Below are records to transcribe exactly, without their pictures.

RECORDS SUPPLIED

□ □ □ □ □

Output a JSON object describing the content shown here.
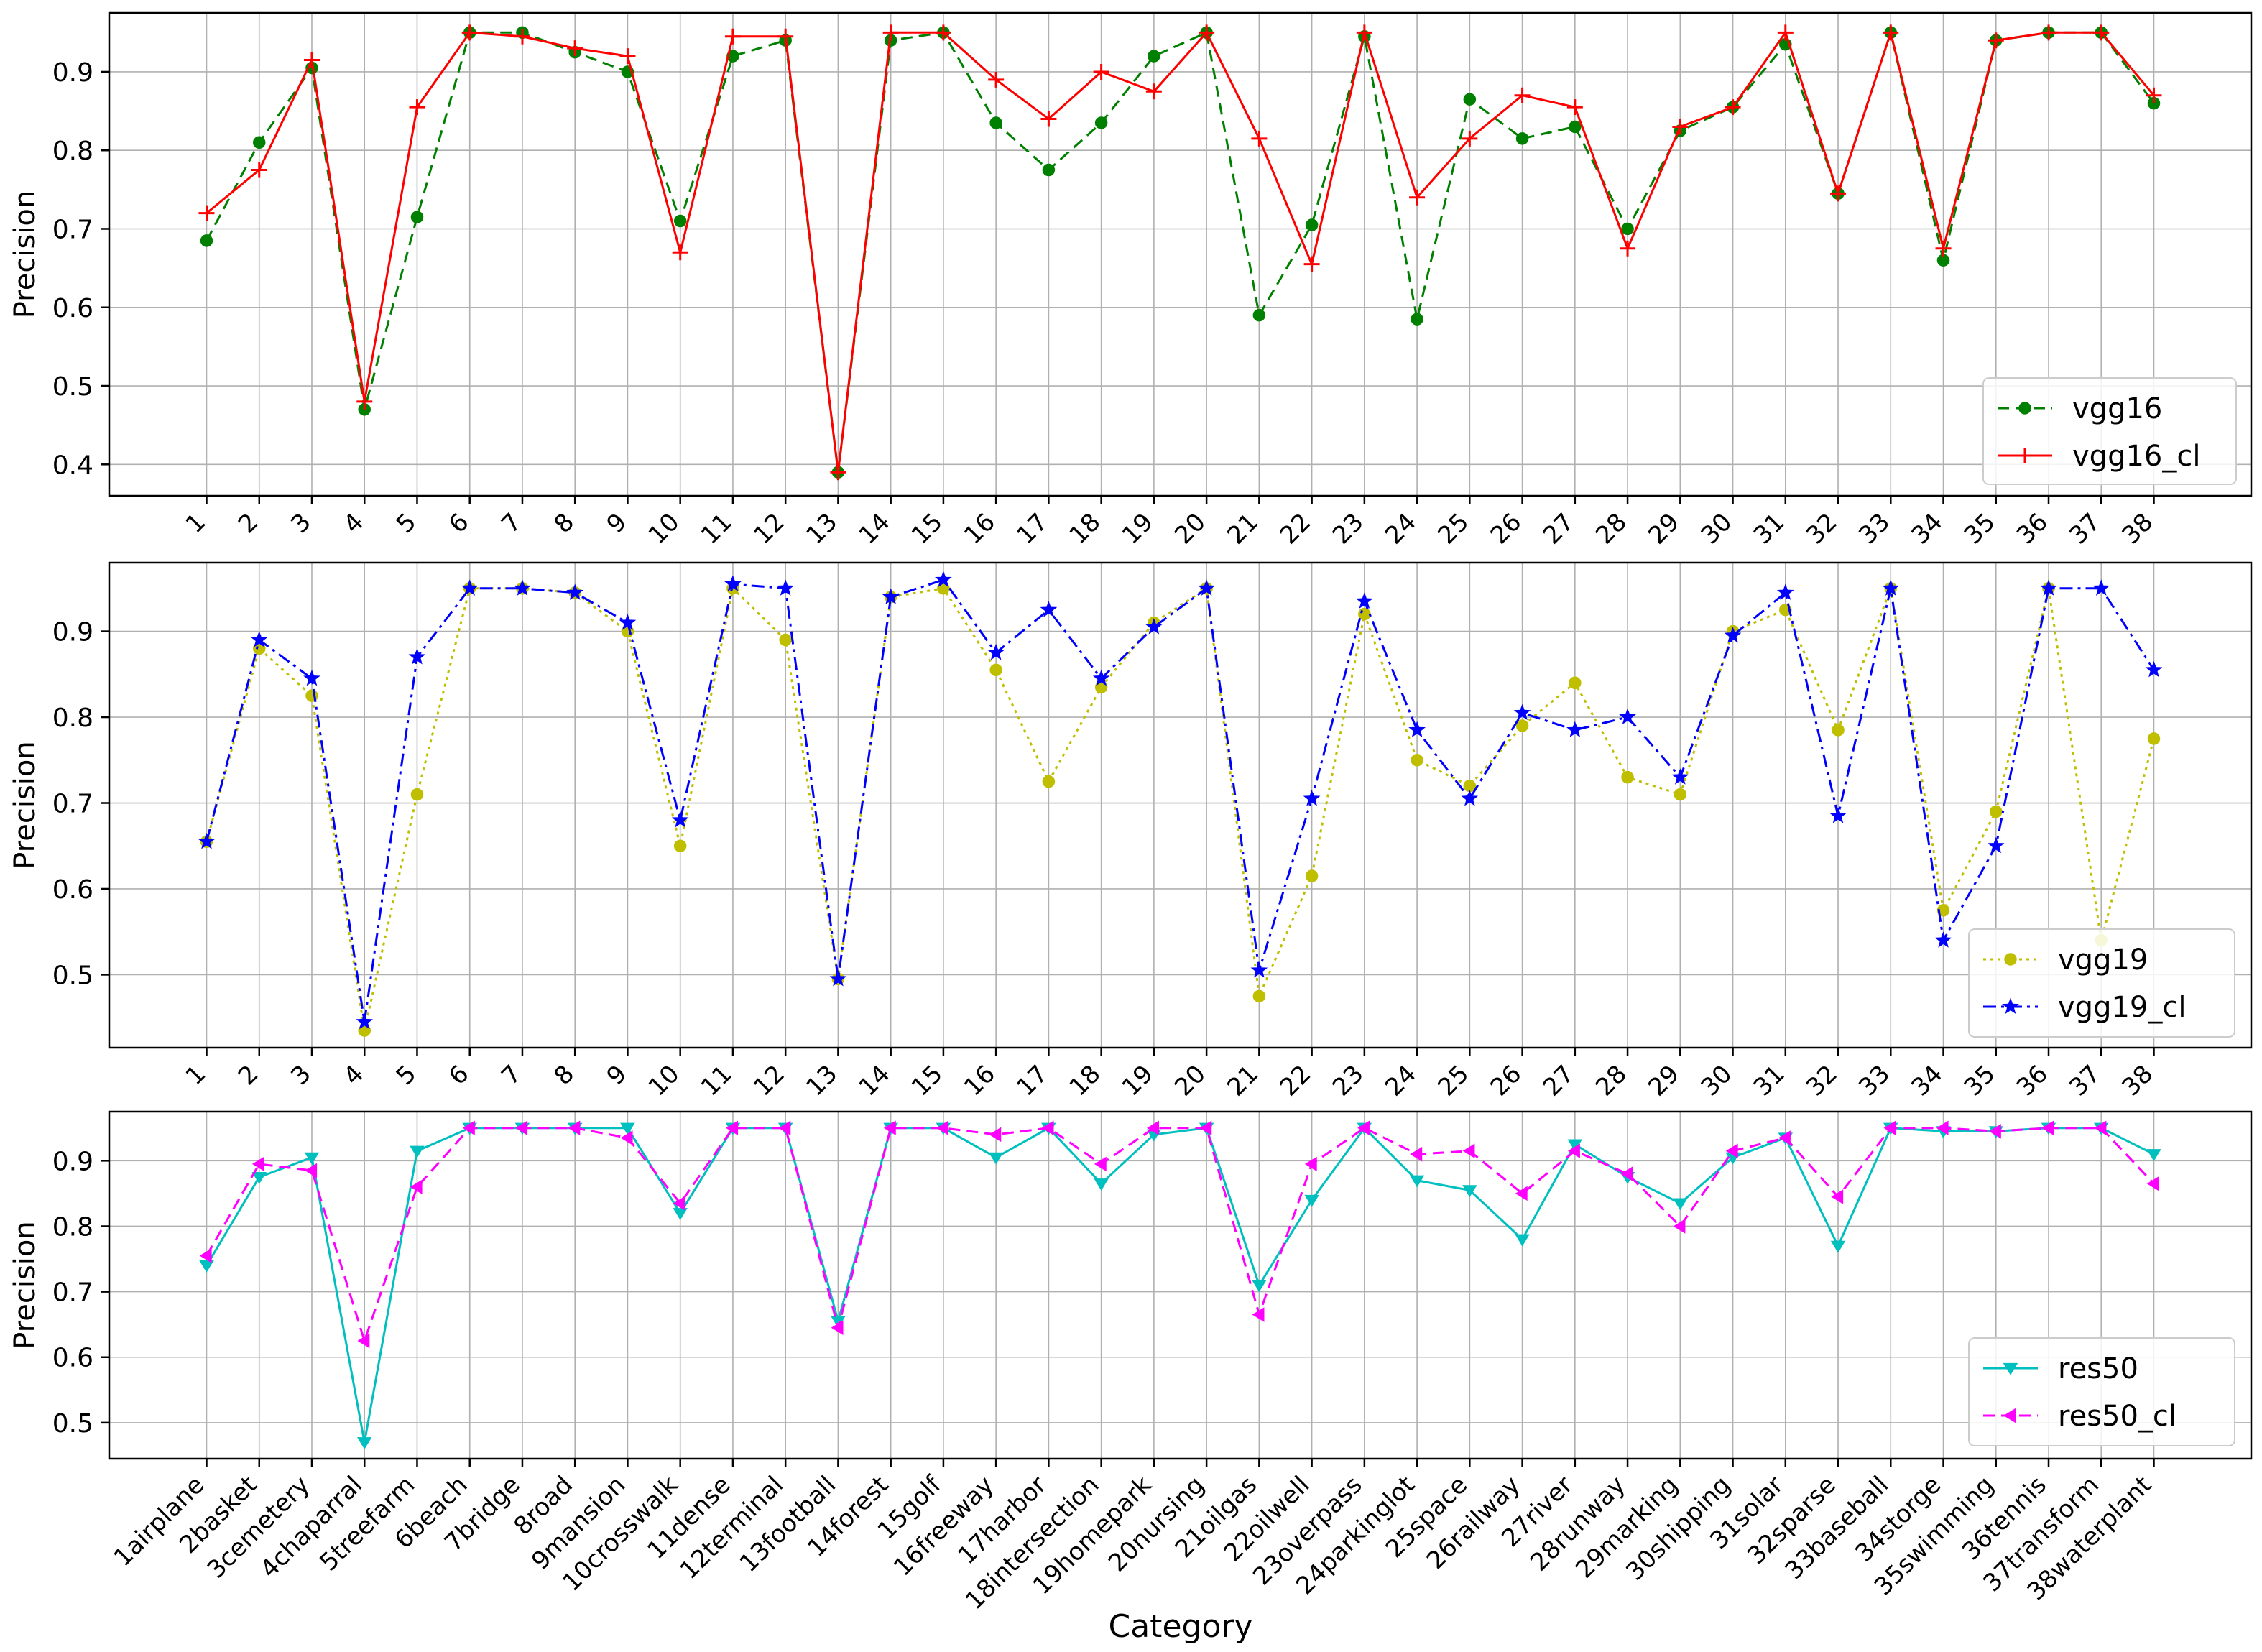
{
  "chart_data": [
    {
      "type": "line",
      "ylabel": "Precision",
      "xlabel": "",
      "ylim": [
        0.36,
        0.975
      ],
      "yticks": [
        0.4,
        0.5,
        0.6,
        0.7,
        0.8,
        0.9
      ],
      "ytick_labels": [
        "0.4",
        "0.5",
        "0.6",
        "0.7",
        "0.8",
        "0.9"
      ],
      "grid": true,
      "legend_position": "bottom-right",
      "xtick_labels": [
        "1",
        "2",
        "3",
        "4",
        "5",
        "6",
        "7",
        "8",
        "9",
        "10",
        "11",
        "12",
        "13",
        "14",
        "15",
        "16",
        "17",
        "18",
        "19",
        "20",
        "21",
        "22",
        "23",
        "24",
        "25",
        "26",
        "27",
        "28",
        "29",
        "30",
        "31",
        "32",
        "33",
        "34",
        "35",
        "36",
        "37",
        "38"
      ],
      "series": [
        {
          "name": "vgg16",
          "color": "#008000",
          "dash": "dashed",
          "marker": "circle",
          "values": [
            0.685,
            0.81,
            0.905,
            0.47,
            0.715,
            0.95,
            0.95,
            0.925,
            0.9,
            0.71,
            0.92,
            0.94,
            0.39,
            0.94,
            0.95,
            0.835,
            0.775,
            0.835,
            0.92,
            0.95,
            0.59,
            0.705,
            0.945,
            0.585,
            0.865,
            0.815,
            0.83,
            0.7,
            0.825,
            0.855,
            0.935,
            0.745,
            0.95,
            0.66,
            0.94,
            0.95,
            0.95,
            0.86
          ]
        },
        {
          "name": "vgg16_cl",
          "color": "#ff0000",
          "dash": "solid",
          "marker": "plus",
          "values": [
            0.72,
            0.775,
            0.915,
            0.48,
            0.855,
            0.95,
            0.945,
            0.93,
            0.92,
            0.67,
            0.945,
            0.945,
            0.39,
            0.95,
            0.95,
            0.89,
            0.84,
            0.9,
            0.875,
            0.95,
            0.815,
            0.655,
            0.95,
            0.74,
            0.815,
            0.87,
            0.855,
            0.675,
            0.83,
            0.855,
            0.95,
            0.745,
            0.95,
            0.675,
            0.94,
            0.95,
            0.95,
            0.87
          ]
        }
      ]
    },
    {
      "type": "line",
      "ylabel": "Precision",
      "xlabel": "",
      "ylim": [
        0.415,
        0.98
      ],
      "yticks": [
        0.5,
        0.6,
        0.7,
        0.8,
        0.9
      ],
      "ytick_labels": [
        "0.5",
        "0.6",
        "0.7",
        "0.8",
        "0.9"
      ],
      "grid": true,
      "legend_position": "bottom-right",
      "xtick_labels": [
        "1",
        "2",
        "3",
        "4",
        "5",
        "6",
        "7",
        "8",
        "9",
        "10",
        "11",
        "12",
        "13",
        "14",
        "15",
        "16",
        "17",
        "18",
        "19",
        "20",
        "21",
        "22",
        "23",
        "24",
        "25",
        "26",
        "27",
        "28",
        "29",
        "30",
        "31",
        "32",
        "33",
        "34",
        "35",
        "36",
        "37",
        "38"
      ],
      "series": [
        {
          "name": "vgg19",
          "color": "#bfbf00",
          "dash": "dotted",
          "marker": "circle",
          "values": [
            0.655,
            0.88,
            0.825,
            0.435,
            0.71,
            0.95,
            0.95,
            0.945,
            0.9,
            0.65,
            0.95,
            0.89,
            0.495,
            0.94,
            0.95,
            0.855,
            0.725,
            0.835,
            0.91,
            0.95,
            0.475,
            0.615,
            0.92,
            0.75,
            0.72,
            0.79,
            0.84,
            0.73,
            0.71,
            0.9,
            0.925,
            0.785,
            0.95,
            0.575,
            0.69,
            0.95,
            0.54,
            0.775
          ]
        },
        {
          "name": "vgg19_cl",
          "color": "#0000ff",
          "dash": "dashdot",
          "marker": "star",
          "values": [
            0.655,
            0.89,
            0.845,
            0.445,
            0.87,
            0.95,
            0.95,
            0.945,
            0.91,
            0.68,
            0.955,
            0.95,
            0.495,
            0.94,
            0.96,
            0.875,
            0.925,
            0.845,
            0.905,
            0.95,
            0.505,
            0.705,
            0.935,
            0.785,
            0.705,
            0.805,
            0.785,
            0.8,
            0.73,
            0.895,
            0.945,
            0.685,
            0.95,
            0.54,
            0.65,
            0.95,
            0.95,
            0.855
          ]
        }
      ]
    },
    {
      "type": "line",
      "ylabel": "Precision",
      "xlabel": "Category",
      "ylim": [
        0.445,
        0.975
      ],
      "yticks": [
        0.5,
        0.6,
        0.7,
        0.8,
        0.9
      ],
      "ytick_labels": [
        "0.5",
        "0.6",
        "0.7",
        "0.8",
        "0.9"
      ],
      "grid": true,
      "legend_position": "bottom-right",
      "xtick_labels": [
        "1airplane",
        "2basket",
        "3cemetery",
        "4chaparral",
        "5treefarm",
        "6beach",
        "7bridge",
        "8road",
        "9mansion",
        "10crosswalk",
        "11dense",
        "12terminal",
        "13football",
        "14forest",
        "15golf",
        "16freeway",
        "17harbor",
        "18intersection",
        "19homepark",
        "20nursing",
        "21oilgas",
        "22oilwell",
        "23overpass",
        "24parkinglot",
        "25space",
        "26railway",
        "27river",
        "28runway",
        "29marking",
        "30shipping",
        "31solar",
        "32sparse",
        "33baseball",
        "34storge",
        "35swimming",
        "36tennis",
        "37transform",
        "38waterplant"
      ],
      "series": [
        {
          "name": "res50",
          "color": "#00bfbf",
          "dash": "solid",
          "marker": "triangle-down",
          "values": [
            0.74,
            0.875,
            0.905,
            0.47,
            0.915,
            0.95,
            0.95,
            0.95,
            0.95,
            0.82,
            0.95,
            0.95,
            0.655,
            0.95,
            0.95,
            0.905,
            0.95,
            0.865,
            0.94,
            0.95,
            0.71,
            0.84,
            0.95,
            0.87,
            0.855,
            0.78,
            0.925,
            0.875,
            0.835,
            0.905,
            0.935,
            0.77,
            0.95,
            0.945,
            0.945,
            0.95,
            0.95,
            0.91
          ]
        },
        {
          "name": "res50_cl",
          "color": "#ff00ff",
          "dash": "dashed",
          "marker": "triangle-left",
          "values": [
            0.755,
            0.895,
            0.885,
            0.625,
            0.86,
            0.95,
            0.95,
            0.95,
            0.935,
            0.835,
            0.95,
            0.95,
            0.645,
            0.95,
            0.95,
            0.94,
            0.95,
            0.895,
            0.95,
            0.95,
            0.665,
            0.895,
            0.95,
            0.91,
            0.915,
            0.85,
            0.915,
            0.88,
            0.8,
            0.915,
            0.935,
            0.845,
            0.95,
            0.95,
            0.945,
            0.95,
            0.95,
            0.865
          ]
        }
      ]
    }
  ]
}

□ □ □ □ □

ANSWER TO THIS PROBLEM
Output a JSON object describing the content shown here.
{
  "chart_data": [
    {
      "type": "line",
      "ylabel": "Precision",
      "xlabel": "",
      "ylim": [
        0.36,
        0.975
      ],
      "yticks": [
        0.4,
        0.5,
        0.6,
        0.7,
        0.8,
        0.9
      ],
      "ytick_labels": [
        "0.4",
        "0.5",
        "0.6",
        "0.7",
        "0.8",
        "0.9"
      ],
      "grid": true,
      "legend_position": "bottom-right",
      "xtick_labels": [
        "1",
        "2",
        "3",
        "4",
        "5",
        "6",
        "7",
        "8",
        "9",
        "10",
        "11",
        "12",
        "13",
        "14",
        "15",
        "16",
        "17",
        "18",
        "19",
        "20",
        "21",
        "22",
        "23",
        "24",
        "25",
        "26",
        "27",
        "28",
        "29",
        "30",
        "31",
        "32",
        "33",
        "34",
        "35",
        "36",
        "37",
        "38"
      ],
      "series": [
        {
          "name": "vgg16",
          "color": "#008000",
          "dash": "dashed",
          "marker": "circle",
          "values": [
            0.685,
            0.81,
            0.905,
            0.47,
            0.715,
            0.95,
            0.95,
            0.925,
            0.9,
            0.71,
            0.92,
            0.94,
            0.39,
            0.94,
            0.95,
            0.835,
            0.775,
            0.835,
            0.92,
            0.95,
            0.59,
            0.705,
            0.945,
            0.585,
            0.865,
            0.815,
            0.83,
            0.7,
            0.825,
            0.855,
            0.935,
            0.745,
            0.95,
            0.66,
            0.94,
            0.95,
            0.95,
            0.86
          ]
        },
        {
          "name": "vgg16_cl",
          "color": "#ff0000",
          "dash": "solid",
          "marker": "plus",
          "values": [
            0.72,
            0.775,
            0.915,
            0.48,
            0.855,
            0.95,
            0.945,
            0.93,
            0.92,
            0.67,
            0.945,
            0.945,
            0.39,
            0.95,
            0.95,
            0.89,
            0.84,
            0.9,
            0.875,
            0.95,
            0.815,
            0.655,
            0.95,
            0.74,
            0.815,
            0.87,
            0.855,
            0.675,
            0.83,
            0.855,
            0.95,
            0.745,
            0.95,
            0.675,
            0.94,
            0.95,
            0.95,
            0.87
          ]
        }
      ]
    },
    {
      "type": "line",
      "ylabel": "Precision",
      "xlabel": "",
      "ylim": [
        0.415,
        0.98
      ],
      "yticks": [
        0.5,
        0.6,
        0.7,
        0.8,
        0.9
      ],
      "ytick_labels": [
        "0.5",
        "0.6",
        "0.7",
        "0.8",
        "0.9"
      ],
      "grid": true,
      "legend_position": "bottom-right",
      "xtick_labels": [
        "1",
        "2",
        "3",
        "4",
        "5",
        "6",
        "7",
        "8",
        "9",
        "10",
        "11",
        "12",
        "13",
        "14",
        "15",
        "16",
        "17",
        "18",
        "19",
        "20",
        "21",
        "22",
        "23",
        "24",
        "25",
        "26",
        "27",
        "28",
        "29",
        "30",
        "31",
        "32",
        "33",
        "34",
        "35",
        "36",
        "37",
        "38"
      ],
      "series": [
        {
          "name": "vgg19",
          "color": "#bfbf00",
          "dash": "dotted",
          "marker": "circle",
          "values": [
            0.655,
            0.88,
            0.825,
            0.435,
            0.71,
            0.95,
            0.95,
            0.945,
            0.9,
            0.65,
            0.95,
            0.89,
            0.495,
            0.94,
            0.95,
            0.855,
            0.725,
            0.835,
            0.91,
            0.95,
            0.475,
            0.615,
            0.92,
            0.75,
            0.72,
            0.79,
            0.84,
            0.73,
            0.71,
            0.9,
            0.925,
            0.785,
            0.95,
            0.575,
            0.69,
            0.95,
            0.54,
            0.775
          ]
        },
        {
          "name": "vgg19_cl",
          "color": "#0000ff",
          "dash": "dashdot",
          "marker": "star",
          "values": [
            0.655,
            0.89,
            0.845,
            0.445,
            0.87,
            0.95,
            0.95,
            0.945,
            0.91,
            0.68,
            0.955,
            0.95,
            0.495,
            0.94,
            0.96,
            0.875,
            0.925,
            0.845,
            0.905,
            0.95,
            0.505,
            0.705,
            0.935,
            0.785,
            0.705,
            0.805,
            0.785,
            0.8,
            0.73,
            0.895,
            0.945,
            0.685,
            0.95,
            0.54,
            0.65,
            0.95,
            0.95,
            0.855
          ]
        }
      ]
    },
    {
      "type": "line",
      "ylabel": "Precision",
      "xlabel": "Category",
      "ylim": [
        0.445,
        0.975
      ],
      "yticks": [
        0.5,
        0.6,
        0.7,
        0.8,
        0.9
      ],
      "ytick_labels": [
        "0.5",
        "0.6",
        "0.7",
        "0.8",
        "0.9"
      ],
      "grid": true,
      "legend_position": "bottom-right",
      "xtick_labels": [
        "1airplane",
        "2basket",
        "3cemetery",
        "4chaparral",
        "5treefarm",
        "6beach",
        "7bridge",
        "8road",
        "9mansion",
        "10crosswalk",
        "11dense",
        "12terminal",
        "13football",
        "14forest",
        "15golf",
        "16freeway",
        "17harbor",
        "18intersection",
        "19homepark",
        "20nursing",
        "21oilgas",
        "22oilwell",
        "23overpass",
        "24parkinglot",
        "25space",
        "26railway",
        "27river",
        "28runway",
        "29marking",
        "30shipping",
        "31solar",
        "32sparse",
        "33baseball",
        "34storge",
        "35swimming",
        "36tennis",
        "37transform",
        "38waterplant"
      ],
      "series": [
        {
          "name": "res50",
          "color": "#00bfbf",
          "dash": "solid",
          "marker": "triangle-down",
          "values": [
            0.74,
            0.875,
            0.905,
            0.47,
            0.915,
            0.95,
            0.95,
            0.95,
            0.95,
            0.82,
            0.95,
            0.95,
            0.655,
            0.95,
            0.95,
            0.905,
            0.95,
            0.865,
            0.94,
            0.95,
            0.71,
            0.84,
            0.95,
            0.87,
            0.855,
            0.78,
            0.925,
            0.875,
            0.835,
            0.905,
            0.935,
            0.77,
            0.95,
            0.945,
            0.945,
            0.95,
            0.95,
            0.91
          ]
        },
        {
          "name": "res50_cl",
          "color": "#ff00ff",
          "dash": "dashed",
          "marker": "triangle-left",
          "values": [
            0.755,
            0.895,
            0.885,
            0.625,
            0.86,
            0.95,
            0.95,
            0.95,
            0.935,
            0.835,
            0.95,
            0.95,
            0.645,
            0.95,
            0.95,
            0.94,
            0.95,
            0.895,
            0.95,
            0.95,
            0.665,
            0.895,
            0.95,
            0.91,
            0.915,
            0.85,
            0.915,
            0.88,
            0.8,
            0.915,
            0.935,
            0.845,
            0.95,
            0.95,
            0.945,
            0.95,
            0.95,
            0.865
          ]
        }
      ]
    }
  ]
}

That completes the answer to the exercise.